**TASK**
Pictures stay out; everything else in the records below is copied exactly.

(A run of records)
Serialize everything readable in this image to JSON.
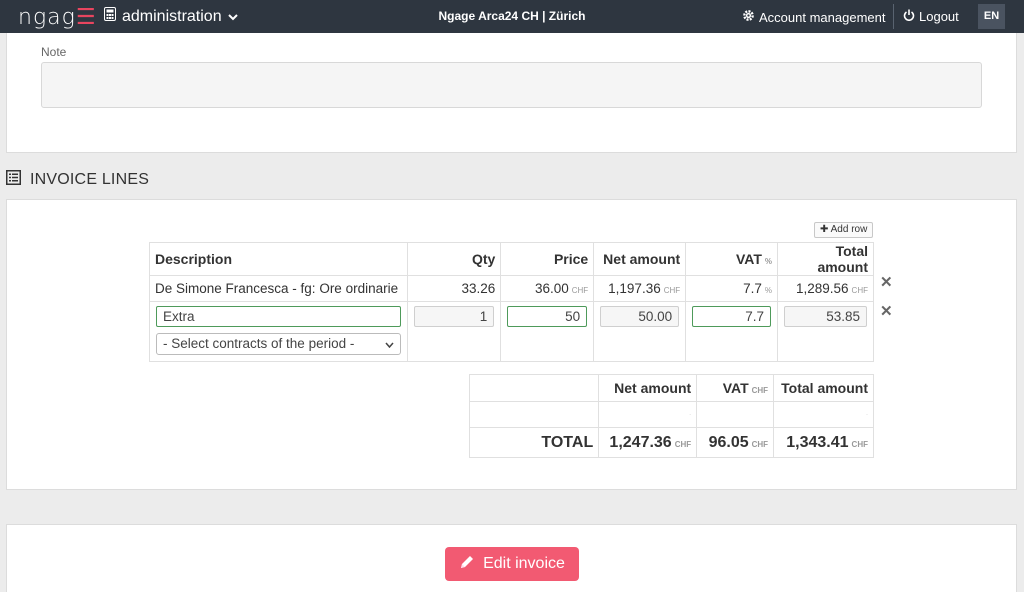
{
  "nav": {
    "logo": "ngag",
    "module": "administration",
    "org": "Ngage Arca24 CH | Zürich",
    "account": "Account management",
    "logout": "Logout",
    "lang": "EN"
  },
  "note": {
    "label": "Note",
    "value": ""
  },
  "invoice_lines": {
    "title": "INVOICE LINES",
    "add_row": "Add row",
    "columns": {
      "description": "Description",
      "qty": "Qty",
      "price": "Price",
      "net": "Net amount",
      "vat": "VAT",
      "vat_unit": "%",
      "total": "Total amount"
    },
    "rows": [
      {
        "description": "De Simone Francesca - fg: Ore ordinarie",
        "qty": "33.26",
        "price": "36.00",
        "price_cur": "CHF",
        "net": "1,197.36",
        "net_cur": "CHF",
        "vat": "7.7",
        "vat_unit": "%",
        "total": "1,289.56",
        "total_cur": "CHF"
      }
    ],
    "edit_row": {
      "description": "Extra",
      "qty": "1",
      "price": "50",
      "net": "50.00",
      "vat": "7.7",
      "total": "53.85",
      "contract_select": "- Select contracts of the period -"
    }
  },
  "totals": {
    "net_header": "Net amount",
    "vat_header": "VAT",
    "vat_unit": "CHF",
    "total_header": "Total amount",
    "label": "TOTAL",
    "net": "1,247.36",
    "vat": "96.05",
    "total": "1,343.41",
    "currency": "CHF"
  },
  "actions": {
    "edit_invoice": "Edit invoice"
  },
  "colors": {
    "nav_bg": "#2e3640",
    "brand": "#e8455f",
    "button": "#f25a72"
  }
}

**RESULT BELOW**
Serialize everything readable in this image to JSON.
{
  "nav": {
    "logo": "ngag",
    "module": "administration",
    "org": "Ngage Arca24 CH | Zürich",
    "account": "Account management",
    "logout": "Logout",
    "lang": "EN"
  },
  "note": {
    "label": "Note",
    "value": ""
  },
  "invoice_lines": {
    "title": "INVOICE LINES",
    "add_row": "Add row",
    "columns": {
      "description": "Description",
      "qty": "Qty",
      "price": "Price",
      "net": "Net amount",
      "vat": "VAT",
      "vat_unit": "%",
      "total": "Total amount"
    },
    "rows": [
      {
        "description": "De Simone Francesca - fg: Ore ordinarie",
        "qty": "33.26",
        "price": "36.00",
        "price_cur": "CHF",
        "net": "1,197.36",
        "net_cur": "CHF",
        "vat": "7.7",
        "vat_unit": "%",
        "total": "1,289.56",
        "total_cur": "CHF"
      }
    ],
    "edit_row": {
      "description": "Extra",
      "qty": "1",
      "price": "50",
      "net": "50.00",
      "vat": "7.7",
      "total": "53.85",
      "contract_select": "- Select contracts of the period -"
    }
  },
  "totals": {
    "net_header": "Net amount",
    "vat_header": "VAT",
    "vat_unit": "CHF",
    "total_header": "Total amount",
    "label": "TOTAL",
    "net": "1,247.36",
    "vat": "96.05",
    "total": "1,343.41",
    "currency": "CHF"
  },
  "actions": {
    "edit_invoice": "Edit invoice"
  },
  "colors": {
    "nav_bg": "#2e3640",
    "brand": "#e8455f",
    "button": "#f25a72"
  }
}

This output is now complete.